(Data shown)
|---|

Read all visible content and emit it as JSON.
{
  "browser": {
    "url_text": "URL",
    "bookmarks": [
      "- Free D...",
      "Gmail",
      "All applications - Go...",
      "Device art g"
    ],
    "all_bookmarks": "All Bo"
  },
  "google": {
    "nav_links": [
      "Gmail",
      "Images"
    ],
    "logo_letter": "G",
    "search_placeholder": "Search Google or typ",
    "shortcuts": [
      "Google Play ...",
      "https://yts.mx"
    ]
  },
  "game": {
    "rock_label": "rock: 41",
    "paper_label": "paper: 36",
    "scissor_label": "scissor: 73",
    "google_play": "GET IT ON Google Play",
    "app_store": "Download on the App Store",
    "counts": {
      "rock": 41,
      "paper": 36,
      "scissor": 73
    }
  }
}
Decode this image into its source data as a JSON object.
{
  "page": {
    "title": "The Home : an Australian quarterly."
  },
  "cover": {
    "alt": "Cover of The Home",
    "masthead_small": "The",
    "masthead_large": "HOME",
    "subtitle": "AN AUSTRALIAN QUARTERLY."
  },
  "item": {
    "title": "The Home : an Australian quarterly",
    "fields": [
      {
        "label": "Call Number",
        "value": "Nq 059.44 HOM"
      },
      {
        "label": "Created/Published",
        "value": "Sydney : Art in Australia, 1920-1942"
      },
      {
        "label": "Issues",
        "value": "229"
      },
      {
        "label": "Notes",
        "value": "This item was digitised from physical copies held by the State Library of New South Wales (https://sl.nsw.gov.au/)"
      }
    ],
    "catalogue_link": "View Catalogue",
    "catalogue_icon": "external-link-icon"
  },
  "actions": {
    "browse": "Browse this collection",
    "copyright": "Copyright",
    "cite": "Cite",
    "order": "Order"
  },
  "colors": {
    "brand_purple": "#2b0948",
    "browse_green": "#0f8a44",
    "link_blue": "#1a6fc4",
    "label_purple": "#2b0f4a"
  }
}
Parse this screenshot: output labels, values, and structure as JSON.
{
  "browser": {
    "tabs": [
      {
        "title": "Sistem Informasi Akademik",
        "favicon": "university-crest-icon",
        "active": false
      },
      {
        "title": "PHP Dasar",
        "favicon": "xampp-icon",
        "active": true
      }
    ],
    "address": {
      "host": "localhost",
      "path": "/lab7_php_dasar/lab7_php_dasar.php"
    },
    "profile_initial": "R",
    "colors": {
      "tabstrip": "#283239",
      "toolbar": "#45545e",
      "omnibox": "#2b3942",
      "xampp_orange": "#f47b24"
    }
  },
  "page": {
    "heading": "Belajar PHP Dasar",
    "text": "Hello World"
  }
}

|---|

(What you will do) From the listing above, collect every line that mentions the word "Play".

(Result for this exercise)
      "Google Play ...",
    "google_play": "GET IT ON Google Play",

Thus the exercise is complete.